-- Begin Materials provided --
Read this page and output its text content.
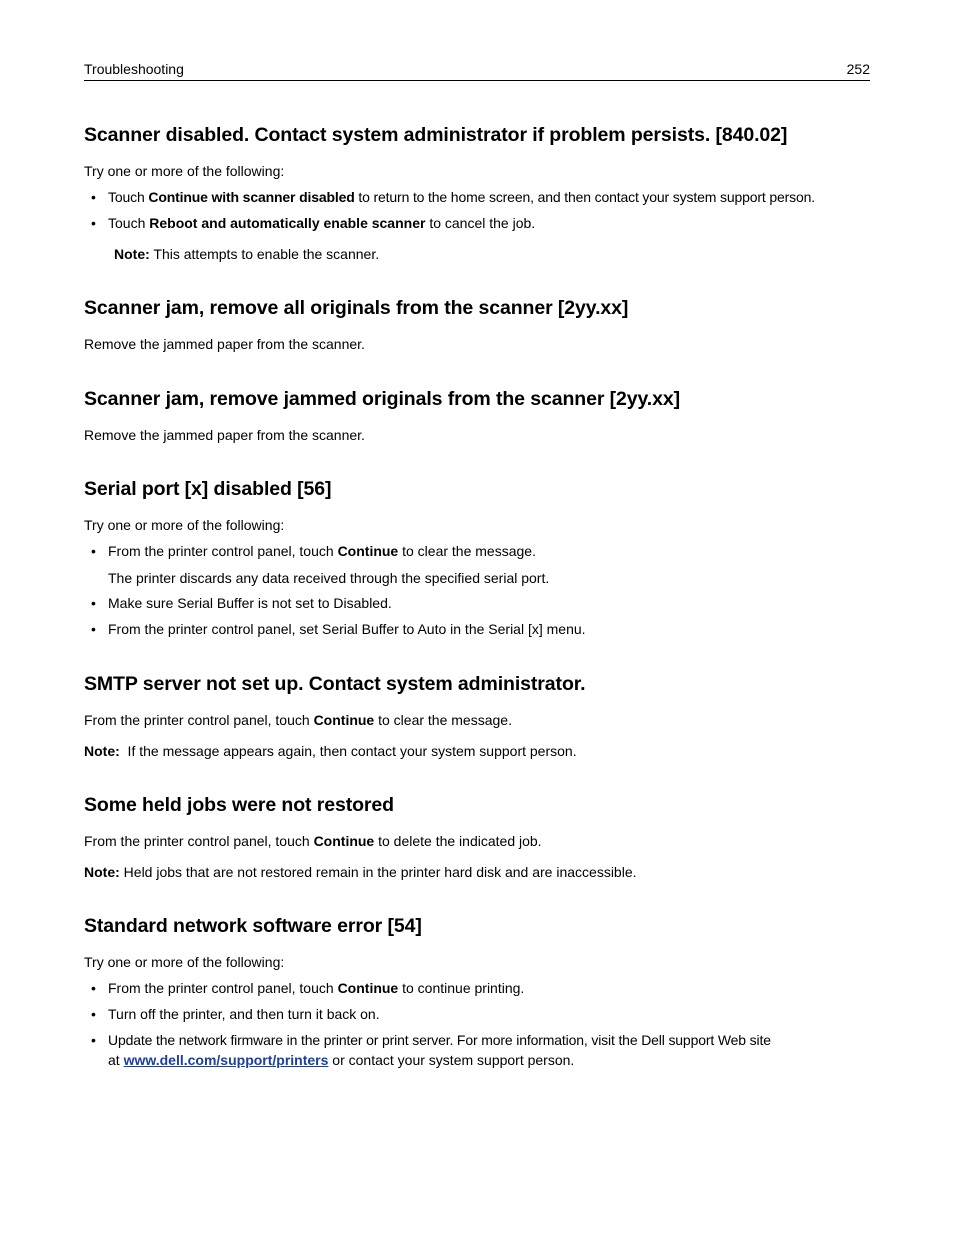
Troubleshooting	252
Scanner disabled. Contact system administrator if problem persists. [840.02]
Try one or more of the following:
• Touch Continue with scanner disabled to return to the home screen, and then contact your system support person.
• Touch Reboot and automatically enable scanner to cancel the job.
Note: This attempts to enable the scanner.
Scanner jam, remove all originals from the scanner [2yy.xx]
Remove the jammed paper from the scanner.
Scanner jam, remove jammed originals from the scanner [2yy.xx]
Remove the jammed paper from the scanner.
Serial port [x] disabled [56]
Try one or more of the following:
• From the printer control panel, touch Continue to clear the message.
The printer discards any data received through the specified serial port.
• Make sure Serial Buffer is not set to Disabled.
• From the printer control panel, set Serial Buffer to Auto in the Serial [x] menu.
SMTP server not set up. Contact system administrator.
From the printer control panel, touch Continue to clear the message.
Note:  If the message appears again, then contact your system support person.
Some held jobs were not restored
From the printer control panel, touch Continue to delete the indicated job.
Note: Held jobs that are not restored remain in the printer hard disk and are inaccessible.
Standard network software error [54]
Try one or more of the following:
• From the printer control panel, touch Continue to continue printing.
• Turn off the printer, and then turn it back on.
• Update the network firmware in the printer or print server. For more information, visit the Dell support Web site
at www.dell.com/support/printers or contact your system support person.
-- End Materials provided --
» What is being asked: Every line containing the string "Continue" must be listed.

» Written answer:
• Touch Continue with scanner disabled to return to the home screen, and then contact your system support person.
• From the printer control panel, touch Continue to clear the message.
From the printer control panel, touch Continue to clear the message.
From the printer control panel, touch Continue to delete the indicated job.
• From the printer control panel, touch Continue to continue printing.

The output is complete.